--- Given problem ---
Leave out the pictures, then reproduce the rest of the material exactly.

--- Rows ---
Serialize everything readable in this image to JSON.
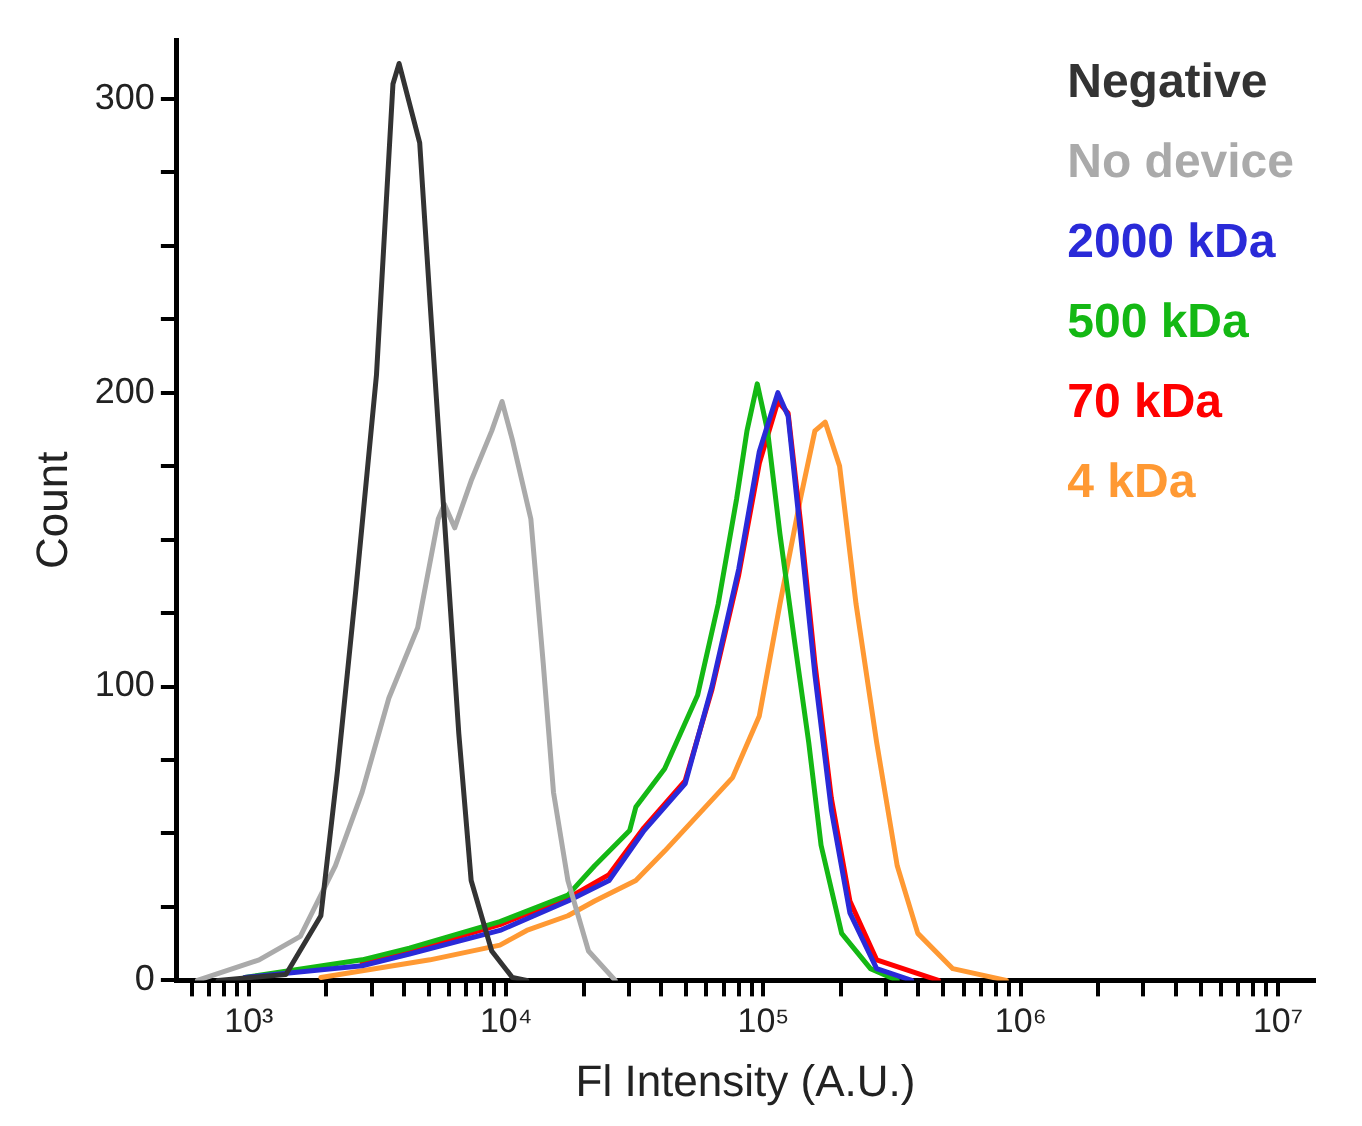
{
  "chart_data": {
    "type": "line",
    "xlabel": "Fl Intensity (A.U.)",
    "ylabel": "Count",
    "log": "x",
    "grid": false,
    "legend": "top right",
    "marker": "none",
    "line_style": "solid",
    "xlim": [
      525,
      13800000
    ],
    "xticks": [
      {
        "value": 600,
        "label": null
      },
      {
        "value": 700,
        "label": null
      },
      {
        "value": 800,
        "label": null
      },
      {
        "value": 900,
        "label": null
      },
      {
        "value": 1000,
        "label": "10³"
      },
      {
        "value": 2000,
        "label": null
      },
      {
        "value": 3000,
        "label": null
      },
      {
        "value": 4000,
        "label": null
      },
      {
        "value": 5000,
        "label": null
      },
      {
        "value": 6000,
        "label": null
      },
      {
        "value": 7000,
        "label": null
      },
      {
        "value": 8000,
        "label": null
      },
      {
        "value": 9000,
        "label": null
      },
      {
        "value": 10000,
        "label": "10⁴"
      },
      {
        "value": 20000,
        "label": null
      },
      {
        "value": 30000,
        "label": null
      },
      {
        "value": 40000,
        "label": null
      },
      {
        "value": 50000,
        "label": null
      },
      {
        "value": 60000,
        "label": null
      },
      {
        "value": 70000,
        "label": null
      },
      {
        "value": 80000,
        "label": null
      },
      {
        "value": 90000,
        "label": null
      },
      {
        "value": 100000,
        "label": "10⁵"
      },
      {
        "value": 200000,
        "label": null
      },
      {
        "value": 300000,
        "label": null
      },
      {
        "value": 400000,
        "label": null
      },
      {
        "value": 500000,
        "label": null
      },
      {
        "value": 600000,
        "label": null
      },
      {
        "value": 700000,
        "label": null
      },
      {
        "value": 800000,
        "label": null
      },
      {
        "value": 900000,
        "label": null
      },
      {
        "value": 1000000,
        "label": "10⁶"
      },
      {
        "value": 2000000,
        "label": null
      },
      {
        "value": 3000000,
        "label": null
      },
      {
        "value": 4000000,
        "label": null
      },
      {
        "value": 5000000,
        "label": null
      },
      {
        "value": 6000000,
        "label": null
      },
      {
        "value": 7000000,
        "label": null
      },
      {
        "value": 8000000,
        "label": null
      },
      {
        "value": 9000000,
        "label": null
      },
      {
        "value": 10000000,
        "label": "10⁷"
      }
    ],
    "ylim": [
      0,
      320
    ],
    "yticks": [
      0,
      {
        "value": 25,
        "label": null
      },
      {
        "value": 50,
        "label": null
      },
      {
        "value": 75,
        "label": null
      },
      100,
      {
        "value": 125,
        "label": null
      },
      {
        "value": 150,
        "label": null
      },
      {
        "value": 175,
        "label": null
      },
      200,
      {
        "value": 225,
        "label": null
      },
      {
        "value": 250,
        "label": null
      },
      {
        "value": 275,
        "label": null
      },
      300
    ],
    "series": [
      {
        "name": "Negative",
        "color": "#333333",
        "x": [
          759,
          1393,
          1905,
          2208,
          2606,
          3133,
          3631,
          3837,
          4613,
          5058,
          5754,
          6546,
          7311,
          8790,
          10568,
          12023
        ],
        "values": [
          0,
          2,
          22,
          71,
          133,
          206,
          305,
          312,
          285,
          231,
          157,
          84,
          34,
          10,
          1,
          0
        ]
      },
      {
        "name": "No device",
        "color": "#aaaaaa",
        "x": [
          631,
          1096,
          1585,
          2168,
          2754,
          3499,
          4529,
          5445,
          5754,
          6310,
          7311,
          8790,
          9638,
          10568,
          12474,
          13932,
          15276,
          17378,
          20893,
          26546
        ],
        "values": [
          0,
          7,
          15,
          39,
          64,
          96,
          120,
          157,
          162,
          154,
          170,
          187,
          197,
          184,
          157,
          108,
          64,
          34,
          10,
          0
        ]
      },
      {
        "name": "2000 kDa",
        "color": "#2a2ad8",
        "x": [
          964,
          2754,
          4207,
          9462,
          17378,
          25119,
          34356,
          49659,
          63096,
          80168,
          96383,
          113763,
          124738,
          139316,
          158489,
          183654,
          216770,
          275423,
          376704
        ],
        "values": [
          1,
          5,
          9,
          17,
          27,
          34,
          51,
          67,
          100,
          140,
          180,
          200,
          192,
          152,
          104,
          58,
          23,
          4,
          0
        ]
      },
      {
        "name": "500 kDa",
        "color": "#14b814",
        "x": [
          964,
          2754,
          4207,
          9462,
          17378,
          22080,
          30200,
          31916,
          41305,
          55463,
          66681,
          78705,
          86298,
          94624,
          103753,
          115878,
          131826,
          149968,
          167494,
          201372,
          260615,
          331131
        ],
        "values": [
          1,
          7,
          11,
          20,
          29,
          39,
          51,
          59,
          72,
          97,
          128,
          164,
          187,
          203,
          187,
          152,
          116,
          81,
          46,
          16,
          4,
          0
        ]
      },
      {
        "name": "70 kDa",
        "color": "#ff0000",
        "x": [
          2754,
          4207,
          9462,
          17378,
          25119,
          34356,
          49659,
          63096,
          80168,
          96383,
          113763,
          124738,
          139316,
          158489,
          183654,
          216770,
          275423,
          478630
        ],
        "values": [
          6,
          10,
          19,
          28,
          36,
          52,
          68,
          99,
          138,
          176,
          197,
          193,
          156,
          108,
          62,
          27,
          7,
          0
        ]
      },
      {
        "name": "4 kDa",
        "color": "#ff9933",
        "x": [
          1905,
          5058,
          9462,
          12023,
          17378,
          22080,
          31916,
          41305,
          75858,
          96383,
          115878,
          139316,
          158489,
          173780,
          197697,
          229087,
          275423,
          331131,
          398107,
          544503,
          879023
        ],
        "values": [
          1,
          7,
          12,
          17,
          22,
          27,
          34,
          44,
          69,
          90,
          128,
          164,
          187,
          190,
          175,
          128,
          81,
          39,
          16,
          4,
          0
        ]
      }
    ]
  }
}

--- Completed exercise ---
Serialize everything readable in this image to JSON.
{
  "chart_data": {
    "type": "line",
    "xlabel": "Fl Intensity (A.U.)",
    "ylabel": "Count",
    "log": "x",
    "grid": false,
    "legend": "top right",
    "marker": "none",
    "line_style": "solid",
    "xlim": [
      525,
      13800000
    ],
    "xticks": [
      {
        "value": 600,
        "label": null
      },
      {
        "value": 700,
        "label": null
      },
      {
        "value": 800,
        "label": null
      },
      {
        "value": 900,
        "label": null
      },
      {
        "value": 1000,
        "label": "10³"
      },
      {
        "value": 2000,
        "label": null
      },
      {
        "value": 3000,
        "label": null
      },
      {
        "value": 4000,
        "label": null
      },
      {
        "value": 5000,
        "label": null
      },
      {
        "value": 6000,
        "label": null
      },
      {
        "value": 7000,
        "label": null
      },
      {
        "value": 8000,
        "label": null
      },
      {
        "value": 9000,
        "label": null
      },
      {
        "value": 10000,
        "label": "10⁴"
      },
      {
        "value": 20000,
        "label": null
      },
      {
        "value": 30000,
        "label": null
      },
      {
        "value": 40000,
        "label": null
      },
      {
        "value": 50000,
        "label": null
      },
      {
        "value": 60000,
        "label": null
      },
      {
        "value": 70000,
        "label": null
      },
      {
        "value": 80000,
        "label": null
      },
      {
        "value": 90000,
        "label": null
      },
      {
        "value": 100000,
        "label": "10⁵"
      },
      {
        "value": 200000,
        "label": null
      },
      {
        "value": 300000,
        "label": null
      },
      {
        "value": 400000,
        "label": null
      },
      {
        "value": 500000,
        "label": null
      },
      {
        "value": 600000,
        "label": null
      },
      {
        "value": 700000,
        "label": null
      },
      {
        "value": 800000,
        "label": null
      },
      {
        "value": 900000,
        "label": null
      },
      {
        "value": 1000000,
        "label": "10⁶"
      },
      {
        "value": 2000000,
        "label": null
      },
      {
        "value": 3000000,
        "label": null
      },
      {
        "value": 4000000,
        "label": null
      },
      {
        "value": 5000000,
        "label": null
      },
      {
        "value": 6000000,
        "label": null
      },
      {
        "value": 7000000,
        "label": null
      },
      {
        "value": 8000000,
        "label": null
      },
      {
        "value": 9000000,
        "label": null
      },
      {
        "value": 10000000,
        "label": "10⁷"
      }
    ],
    "ylim": [
      0,
      320
    ],
    "yticks": [
      0,
      {
        "value": 25,
        "label": null
      },
      {
        "value": 50,
        "label": null
      },
      {
        "value": 75,
        "label": null
      },
      100,
      {
        "value": 125,
        "label": null
      },
      {
        "value": 150,
        "label": null
      },
      {
        "value": 175,
        "label": null
      },
      200,
      {
        "value": 225,
        "label": null
      },
      {
        "value": 250,
        "label": null
      },
      {
        "value": 275,
        "label": null
      },
      300
    ],
    "series": [
      {
        "name": "Negative",
        "color": "#333333",
        "x": [
          759,
          1393,
          1905,
          2208,
          2606,
          3133,
          3631,
          3837,
          4613,
          5058,
          5754,
          6546,
          7311,
          8790,
          10568,
          12023
        ],
        "values": [
          0,
          2,
          22,
          71,
          133,
          206,
          305,
          312,
          285,
          231,
          157,
          84,
          34,
          10,
          1,
          0
        ]
      },
      {
        "name": "No device",
        "color": "#aaaaaa",
        "x": [
          631,
          1096,
          1585,
          2168,
          2754,
          3499,
          4529,
          5445,
          5754,
          6310,
          7311,
          8790,
          9638,
          10568,
          12474,
          13932,
          15276,
          17378,
          20893,
          26546
        ],
        "values": [
          0,
          7,
          15,
          39,
          64,
          96,
          120,
          157,
          162,
          154,
          170,
          187,
          197,
          184,
          157,
          108,
          64,
          34,
          10,
          0
        ]
      },
      {
        "name": "2000 kDa",
        "color": "#2a2ad8",
        "x": [
          964,
          2754,
          4207,
          9462,
          17378,
          25119,
          34356,
          49659,
          63096,
          80168,
          96383,
          113763,
          124738,
          139316,
          158489,
          183654,
          216770,
          275423,
          376704
        ],
        "values": [
          1,
          5,
          9,
          17,
          27,
          34,
          51,
          67,
          100,
          140,
          180,
          200,
          192,
          152,
          104,
          58,
          23,
          4,
          0
        ]
      },
      {
        "name": "500 kDa",
        "color": "#14b814",
        "x": [
          964,
          2754,
          4207,
          9462,
          17378,
          22080,
          30200,
          31916,
          41305,
          55463,
          66681,
          78705,
          86298,
          94624,
          103753,
          115878,
          131826,
          149968,
          167494,
          201372,
          260615,
          331131
        ],
        "values": [
          1,
          7,
          11,
          20,
          29,
          39,
          51,
          59,
          72,
          97,
          128,
          164,
          187,
          203,
          187,
          152,
          116,
          81,
          46,
          16,
          4,
          0
        ]
      },
      {
        "name": "70 kDa",
        "color": "#ff0000",
        "x": [
          2754,
          4207,
          9462,
          17378,
          25119,
          34356,
          49659,
          63096,
          80168,
          96383,
          113763,
          124738,
          139316,
          158489,
          183654,
          216770,
          275423,
          478630
        ],
        "values": [
          6,
          10,
          19,
          28,
          36,
          52,
          68,
          99,
          138,
          176,
          197,
          193,
          156,
          108,
          62,
          27,
          7,
          0
        ]
      },
      {
        "name": "4 kDa",
        "color": "#ff9933",
        "x": [
          1905,
          5058,
          9462,
          12023,
          17378,
          22080,
          31916,
          41305,
          75858,
          96383,
          115878,
          139316,
          158489,
          173780,
          197697,
          229087,
          275423,
          331131,
          398107,
          544503,
          879023
        ],
        "values": [
          1,
          7,
          12,
          17,
          22,
          27,
          34,
          44,
          69,
          90,
          128,
          164,
          187,
          190,
          175,
          128,
          81,
          39,
          16,
          4,
          0
        ]
      }
    ]
  }
}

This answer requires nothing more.